Begin EXTRACTED DATA

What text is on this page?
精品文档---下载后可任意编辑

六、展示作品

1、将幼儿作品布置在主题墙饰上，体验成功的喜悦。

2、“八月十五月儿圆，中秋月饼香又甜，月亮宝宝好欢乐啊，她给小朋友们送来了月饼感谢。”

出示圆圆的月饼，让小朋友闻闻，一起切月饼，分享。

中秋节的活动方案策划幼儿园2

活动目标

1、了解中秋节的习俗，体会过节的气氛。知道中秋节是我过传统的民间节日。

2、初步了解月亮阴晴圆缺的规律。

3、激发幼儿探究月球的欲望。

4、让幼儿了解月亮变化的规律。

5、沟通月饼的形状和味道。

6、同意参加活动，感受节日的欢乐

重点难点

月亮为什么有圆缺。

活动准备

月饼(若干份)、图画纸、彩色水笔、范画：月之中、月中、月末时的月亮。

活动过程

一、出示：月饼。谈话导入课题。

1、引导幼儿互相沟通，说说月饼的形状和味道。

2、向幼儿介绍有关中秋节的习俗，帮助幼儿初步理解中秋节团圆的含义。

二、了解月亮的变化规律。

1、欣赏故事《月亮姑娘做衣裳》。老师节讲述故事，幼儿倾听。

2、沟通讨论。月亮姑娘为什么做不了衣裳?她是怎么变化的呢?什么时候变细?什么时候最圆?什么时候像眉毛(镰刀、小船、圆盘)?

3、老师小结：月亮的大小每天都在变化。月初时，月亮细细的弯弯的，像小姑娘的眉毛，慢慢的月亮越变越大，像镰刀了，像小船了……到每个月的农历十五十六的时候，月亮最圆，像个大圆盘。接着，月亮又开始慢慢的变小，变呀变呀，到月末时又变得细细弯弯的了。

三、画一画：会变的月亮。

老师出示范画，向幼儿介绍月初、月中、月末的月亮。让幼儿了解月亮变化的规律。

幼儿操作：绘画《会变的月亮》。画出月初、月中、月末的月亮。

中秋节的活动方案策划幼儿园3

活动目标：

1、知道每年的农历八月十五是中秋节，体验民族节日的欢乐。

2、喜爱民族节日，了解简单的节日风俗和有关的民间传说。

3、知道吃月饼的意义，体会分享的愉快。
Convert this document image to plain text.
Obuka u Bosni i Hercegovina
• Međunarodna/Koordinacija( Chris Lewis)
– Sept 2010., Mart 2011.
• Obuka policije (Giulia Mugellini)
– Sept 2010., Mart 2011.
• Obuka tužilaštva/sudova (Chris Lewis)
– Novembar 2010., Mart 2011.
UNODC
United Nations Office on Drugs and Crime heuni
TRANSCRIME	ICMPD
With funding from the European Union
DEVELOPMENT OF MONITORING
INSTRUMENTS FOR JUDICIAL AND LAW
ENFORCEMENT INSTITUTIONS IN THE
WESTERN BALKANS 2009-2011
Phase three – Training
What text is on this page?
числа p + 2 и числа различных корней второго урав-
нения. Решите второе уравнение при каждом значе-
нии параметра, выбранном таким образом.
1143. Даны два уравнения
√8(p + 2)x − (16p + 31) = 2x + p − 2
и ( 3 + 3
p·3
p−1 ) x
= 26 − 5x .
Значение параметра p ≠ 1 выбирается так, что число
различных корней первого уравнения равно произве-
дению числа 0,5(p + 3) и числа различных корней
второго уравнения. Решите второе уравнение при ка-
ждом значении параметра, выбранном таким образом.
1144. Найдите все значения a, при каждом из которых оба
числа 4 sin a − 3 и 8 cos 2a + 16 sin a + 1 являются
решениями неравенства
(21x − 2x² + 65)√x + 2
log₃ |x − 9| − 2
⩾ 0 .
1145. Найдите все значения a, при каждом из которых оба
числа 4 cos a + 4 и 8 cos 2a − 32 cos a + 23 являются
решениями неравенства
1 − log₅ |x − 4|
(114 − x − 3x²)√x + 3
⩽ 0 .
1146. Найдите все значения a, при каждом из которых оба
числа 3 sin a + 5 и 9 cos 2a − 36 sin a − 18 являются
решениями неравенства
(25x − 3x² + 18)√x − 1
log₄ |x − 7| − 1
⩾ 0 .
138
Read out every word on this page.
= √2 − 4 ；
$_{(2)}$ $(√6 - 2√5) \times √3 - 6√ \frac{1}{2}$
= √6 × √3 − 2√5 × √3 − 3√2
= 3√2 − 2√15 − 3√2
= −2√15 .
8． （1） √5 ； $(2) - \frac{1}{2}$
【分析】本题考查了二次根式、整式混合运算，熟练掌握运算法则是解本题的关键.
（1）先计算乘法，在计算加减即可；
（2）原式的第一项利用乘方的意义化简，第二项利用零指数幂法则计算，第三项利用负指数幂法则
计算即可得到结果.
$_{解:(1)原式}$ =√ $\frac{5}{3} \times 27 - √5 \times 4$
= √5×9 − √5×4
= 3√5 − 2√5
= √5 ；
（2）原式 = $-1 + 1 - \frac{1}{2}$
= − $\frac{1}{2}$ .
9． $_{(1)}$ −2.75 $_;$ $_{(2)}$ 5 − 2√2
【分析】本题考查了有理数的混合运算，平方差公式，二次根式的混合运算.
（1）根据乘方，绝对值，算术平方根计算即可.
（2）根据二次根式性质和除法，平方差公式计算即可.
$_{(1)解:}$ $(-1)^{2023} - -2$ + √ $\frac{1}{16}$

End EXTRACTED DATA

▶ **TASK GOAL**
Find the lines holding "уравнение" and list every one.

▶ **RESULT**
нения. Решите второе уравнение при каждом значе-
второго уравнения. Решите второе уравнение при ка-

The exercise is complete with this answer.